=== Dataset entries ===

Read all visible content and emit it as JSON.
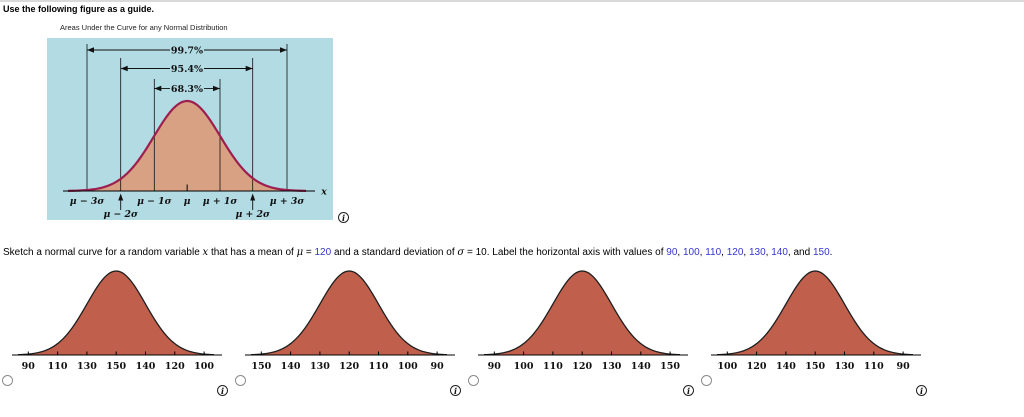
{
  "page": {
    "instruction": "Use the following figure as a guide."
  },
  "figure": {
    "title": "Areas Under the Curve for any Normal Distribution",
    "bands": [
      "99.7%",
      "95.4%",
      "68.3%"
    ],
    "axis_row1": [
      "μ − 3σ",
      "μ − 1σ",
      "μ",
      "μ + 1σ",
      "μ + 3σ"
    ],
    "axis_row2": [
      "μ − 2σ",
      "μ + 2σ"
    ],
    "x_axis_symbol": "x"
  },
  "question": {
    "segments": [
      {
        "text": "Sketch a normal curve for a random variable ",
        "style": "normal"
      },
      {
        "text": "x",
        "style": "italic"
      },
      {
        "text": " that has a mean of ",
        "style": "normal"
      },
      {
        "text": "μ",
        "style": "italic"
      },
      {
        "text": " = ",
        "style": "normal"
      },
      {
        "text": "120",
        "style": "value"
      },
      {
        "text": " and a standard deviation of ",
        "style": "normal"
      },
      {
        "text": "σ",
        "style": "italic"
      },
      {
        "text": " = 10. Label the horizontal axis with values of ",
        "style": "normal"
      },
      {
        "text": "90",
        "style": "value"
      },
      {
        "text": ", ",
        "style": "normal"
      },
      {
        "text": "100",
        "style": "value"
      },
      {
        "text": ", ",
        "style": "normal"
      },
      {
        "text": "110",
        "style": "value"
      },
      {
        "text": ", ",
        "style": "normal"
      },
      {
        "text": "120",
        "style": "value"
      },
      {
        "text": ", ",
        "style": "normal"
      },
      {
        "text": "130",
        "style": "value"
      },
      {
        "text": ", ",
        "style": "normal"
      },
      {
        "text": "140",
        "style": "value"
      },
      {
        "text": ", and ",
        "style": "normal"
      },
      {
        "text": "150",
        "style": "value"
      },
      {
        "text": ".",
        "style": "normal"
      }
    ]
  },
  "options": [
    {
      "axis_labels": [
        "90",
        "110",
        "130",
        "150",
        "140",
        "120",
        "100"
      ],
      "selected": false
    },
    {
      "axis_labels": [
        "150",
        "140",
        "130",
        "120",
        "110",
        "100",
        "90"
      ],
      "selected": false
    },
    {
      "axis_labels": [
        "90",
        "100",
        "110",
        "120",
        "130",
        "140",
        "150"
      ],
      "selected": false
    },
    {
      "axis_labels": [
        "100",
        "120",
        "140",
        "150",
        "130",
        "110",
        "90"
      ],
      "selected": false
    }
  ],
  "icons": {
    "info_glyph": "i"
  },
  "colors": {
    "figure_bg": "#b2dbe4",
    "figure_curve_fill": "#d9a183",
    "figure_curve_stroke": "#9d1f4f",
    "option_curve_fill": "#c05f4b",
    "option_curve_stroke": "#1f1f1f",
    "value_blue": "#3434cf"
  }
}
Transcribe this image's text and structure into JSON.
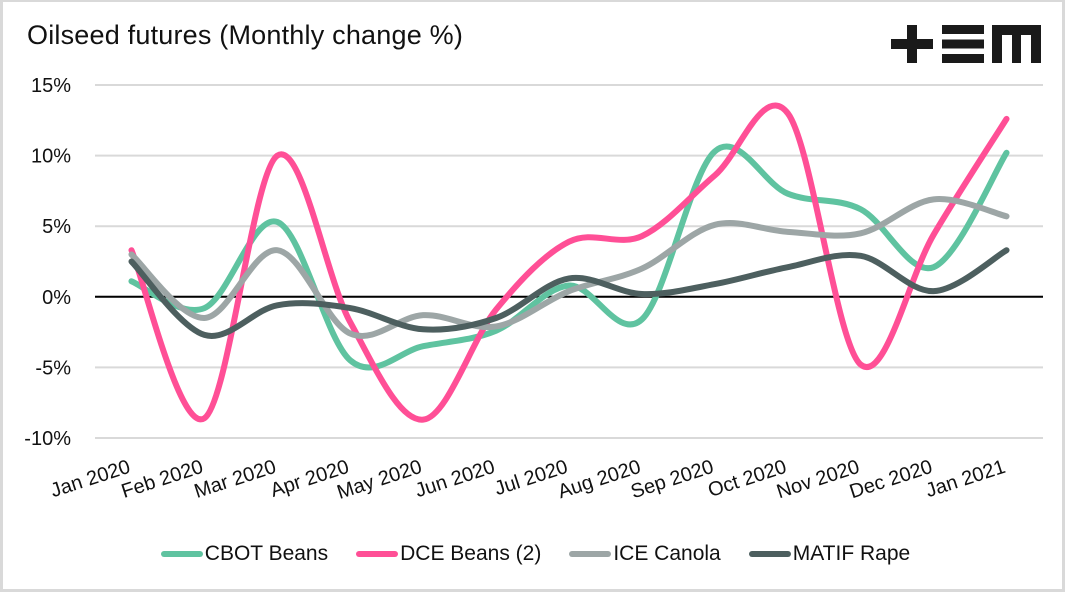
{
  "header": {
    "title": "Oilseed futures (Monthly change %)",
    "logo": "+EM-logo"
  },
  "chart_data": {
    "type": "line",
    "title": "Oilseed futures (Monthly change %)",
    "xlabel": "",
    "ylabel": "",
    "ylim": [
      -10,
      15
    ],
    "yticks": [
      15,
      10,
      5,
      0,
      -5,
      -10
    ],
    "ytick_labels": [
      "15%",
      "10%",
      "5%",
      "0%",
      "-5%",
      "-10%"
    ],
    "grid": true,
    "smoothed": true,
    "legend_position": "bottom",
    "categories": [
      "Jan 2020",
      "Feb 2020",
      "Mar 2020",
      "Apr 2020",
      "May 2020",
      "Jun 2020",
      "Jul 2020",
      "Aug 2020",
      "Sep 2020",
      "Oct 2020",
      "Nov 2020",
      "Dec 2020",
      "Jan 2021"
    ],
    "series": [
      {
        "name": "CBOT Beans",
        "color": "#5fc3a0",
        "values": [
          1.1,
          -0.8,
          5.3,
          -4.5,
          -3.5,
          -2.4,
          0.8,
          -1.6,
          10.3,
          7.3,
          6.2,
          2.1,
          10.2
        ]
      },
      {
        "name": "DCE Beans (2)",
        "color": "#ff4f96",
        "values": [
          3.3,
          -8.6,
          10.0,
          -1.8,
          -8.7,
          -0.9,
          3.9,
          4.3,
          8.6,
          13.0,
          -4.8,
          4.4,
          12.6
        ]
      },
      {
        "name": "ICE Canola",
        "color": "#9da6a6",
        "values": [
          3.0,
          -1.5,
          3.3,
          -2.6,
          -1.3,
          -2.1,
          0.4,
          2.0,
          5.1,
          4.6,
          4.5,
          6.9,
          5.7
        ]
      },
      {
        "name": "MATIF Rape",
        "color": "#4d5f5f",
        "values": [
          2.5,
          -2.7,
          -0.6,
          -0.8,
          -2.3,
          -1.5,
          1.3,
          0.2,
          0.9,
          2.1,
          2.9,
          0.4,
          3.3
        ]
      }
    ]
  }
}
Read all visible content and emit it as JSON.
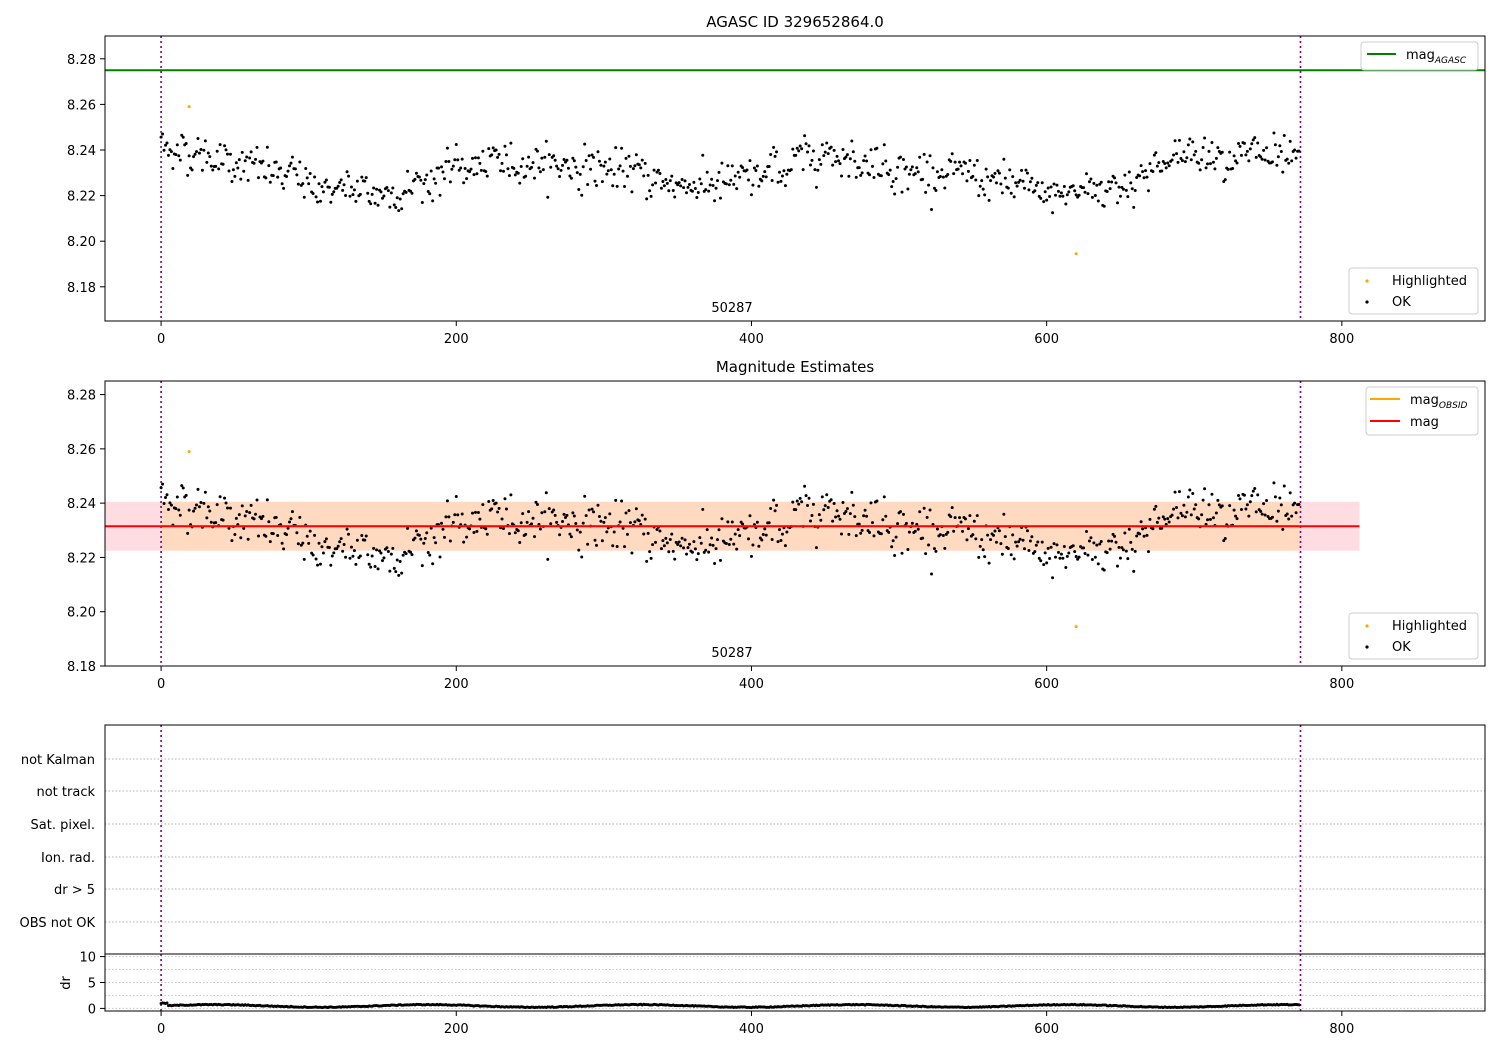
{
  "figure": {
    "background": "#ffffff"
  },
  "chart_data": [
    {
      "type": "scatter",
      "title": "AGASC ID 329652864.0",
      "xlabel": "",
      "ylabel": "",
      "xlim": [
        -38,
        897
      ],
      "ylim": [
        8.165,
        8.29
      ],
      "xticks": [
        0,
        200,
        400,
        600,
        800
      ],
      "yticks": [
        8.18,
        8.2,
        8.22,
        8.24,
        8.26,
        8.28
      ],
      "obsid_label": "50287",
      "vlines": [
        0,
        772
      ],
      "mag_agasc": 8.275,
      "legend_upper": {
        "position": "top-right",
        "entries": [
          {
            "label": "mag",
            "sub": "AGASC",
            "color": "#008000"
          }
        ]
      },
      "legend_lower": {
        "position": "bottom-right",
        "entries": [
          {
            "label": "Highlighted",
            "color": "#ffa500"
          },
          {
            "label": "OK",
            "color": "#000000"
          }
        ]
      },
      "highlighted": [
        {
          "x": 19,
          "y": 8.259
        },
        {
          "x": 620,
          "y": 8.1945
        }
      ],
      "series_ok": {
        "n": 772,
        "trend_x": [
          0,
          50,
          100,
          150,
          200,
          250,
          300,
          350,
          400,
          450,
          500,
          550,
          600,
          650,
          700,
          750,
          772
        ],
        "trend_y": [
          8.242,
          8.235,
          8.225,
          8.22,
          8.232,
          8.235,
          8.232,
          8.225,
          8.226,
          8.24,
          8.232,
          8.228,
          8.22,
          8.225,
          8.24,
          8.237,
          8.232
        ],
        "scatter": 0.0075
      }
    },
    {
      "type": "scatter",
      "title": "Magnitude Estimates",
      "xlabel": "",
      "ylabel": "",
      "xlim": [
        -38,
        897
      ],
      "ylim": [
        8.18,
        8.285
      ],
      "xticks": [
        0,
        200,
        400,
        600,
        800
      ],
      "yticks": [
        8.18,
        8.2,
        8.22,
        8.24,
        8.26,
        8.28
      ],
      "obsid_label": "50287",
      "vlines": [
        0,
        772
      ],
      "mag_mean": 8.2315,
      "band_mag": [
        8.2225,
        8.2405
      ],
      "band_obsid": [
        8.2225,
        8.2405
      ],
      "band_xrange": [
        -38,
        812
      ],
      "legend_upper": {
        "position": "top-right",
        "entries": [
          {
            "label": "mag",
            "sub": "OBSID",
            "color": "#ffa500"
          },
          {
            "label": "mag",
            "sub": "",
            "color": "#ff0000"
          }
        ]
      },
      "legend_lower": {
        "position": "bottom-right",
        "entries": [
          {
            "label": "Highlighted",
            "color": "#ffa500"
          },
          {
            "label": "OK",
            "color": "#000000"
          }
        ]
      },
      "colors": {
        "band_mag": "#ffc0cb",
        "band_obsid": "#ffdab9"
      }
    },
    {
      "type": "scatter",
      "title": "",
      "xlim": [
        -38,
        897
      ],
      "flag_labels": [
        "not Kalman",
        "not track",
        "Sat. pixel.",
        "Ion. rad.",
        "dr > 5",
        "OBS not OK"
      ],
      "vlines": [
        0,
        772
      ]
    },
    {
      "type": "scatter",
      "title": "",
      "xlabel": "",
      "ylabel": "dr",
      "xlim": [
        -38,
        897
      ],
      "ylim": [
        -0.5,
        10.5
      ],
      "xticks": [
        0,
        200,
        400,
        600,
        800
      ],
      "yticks": [
        0,
        5,
        10
      ],
      "vlines": [
        0,
        772
      ]
    }
  ]
}
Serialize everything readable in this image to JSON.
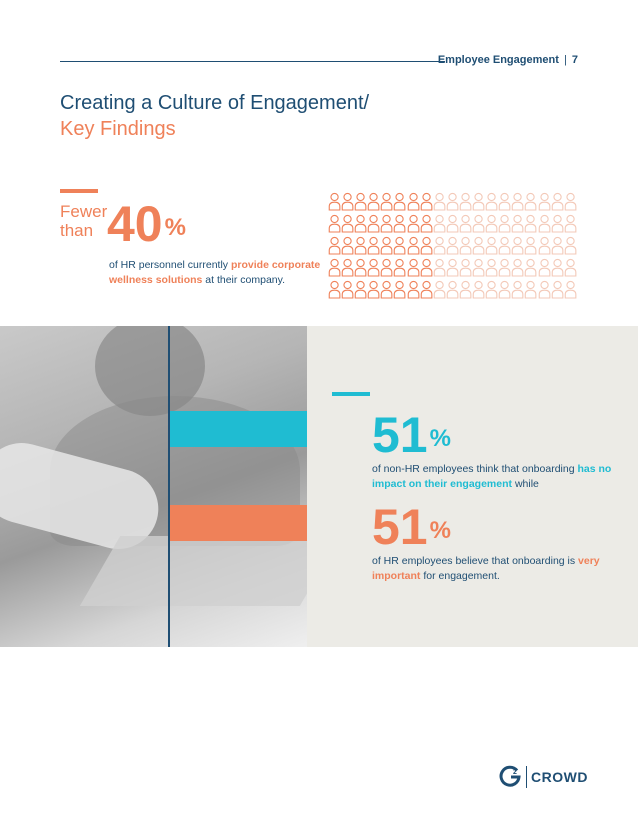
{
  "header": {
    "section": "Employee Engagement",
    "separator": "|",
    "page_number": "7"
  },
  "title": {
    "line1": "Creating a Culture of Engagement/",
    "line2": "Key Findings"
  },
  "stat_wellness": {
    "prefix_line1": "Fewer",
    "prefix_line2": "than",
    "value": "40",
    "unit": "%",
    "desc_before": "of HR personnel currently ",
    "desc_highlight": "provide corporate wellness solutions",
    "desc_after": " at their company."
  },
  "people_grid": {
    "rows": 5,
    "cols": 19,
    "highlighted_per_row": 8,
    "highlight_color": "#ef8159",
    "muted_color": "#f3c9b8"
  },
  "stat_non_hr": {
    "value": "51",
    "unit": "%",
    "desc_before": "of non-HR employees think that onboarding ",
    "desc_highlight": "has no impact on their engagement",
    "desc_after": " while"
  },
  "stat_hr": {
    "value": "51",
    "unit": "%",
    "desc_before": "of HR employees believe that onboarding is ",
    "desc_highlight": "very important",
    "desc_after": " for engagement."
  },
  "logo": {
    "letter": "2",
    "name": "CROWD",
    "icon": "g2-logo-icon"
  },
  "colors": {
    "navy": "#1f4e73",
    "orange": "#ef8159",
    "teal": "#1fbcd2",
    "band": "#ecebe6"
  }
}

===

Produce an exact reproduction of the lines from the line containing "Serialize everything readable" through the last line of the records. Any picture is left out.

### Completed task
Serialize everything readable in this image to JSON.
{
  "header": {
    "section": "Employee Engagement",
    "separator": "|",
    "page_number": "7"
  },
  "title": {
    "line1": "Creating a Culture of Engagement/",
    "line2": "Key Findings"
  },
  "stat_wellness": {
    "prefix_line1": "Fewer",
    "prefix_line2": "than",
    "value": "40",
    "unit": "%",
    "desc_before": "of HR personnel currently ",
    "desc_highlight": "provide corporate wellness solutions",
    "desc_after": " at their company."
  },
  "people_grid": {
    "rows": 5,
    "cols": 19,
    "highlighted_per_row": 8,
    "highlight_color": "#ef8159",
    "muted_color": "#f3c9b8"
  },
  "stat_non_hr": {
    "value": "51",
    "unit": "%",
    "desc_before": "of non-HR employees think that onboarding ",
    "desc_highlight": "has no impact on their engagement",
    "desc_after": " while"
  },
  "stat_hr": {
    "value": "51",
    "unit": "%",
    "desc_before": "of HR employees believe that onboarding is ",
    "desc_highlight": "very important",
    "desc_after": " for engagement."
  },
  "logo": {
    "letter": "2",
    "name": "CROWD",
    "icon": "g2-logo-icon"
  },
  "colors": {
    "navy": "#1f4e73",
    "orange": "#ef8159",
    "teal": "#1fbcd2",
    "band": "#ecebe6"
  }
}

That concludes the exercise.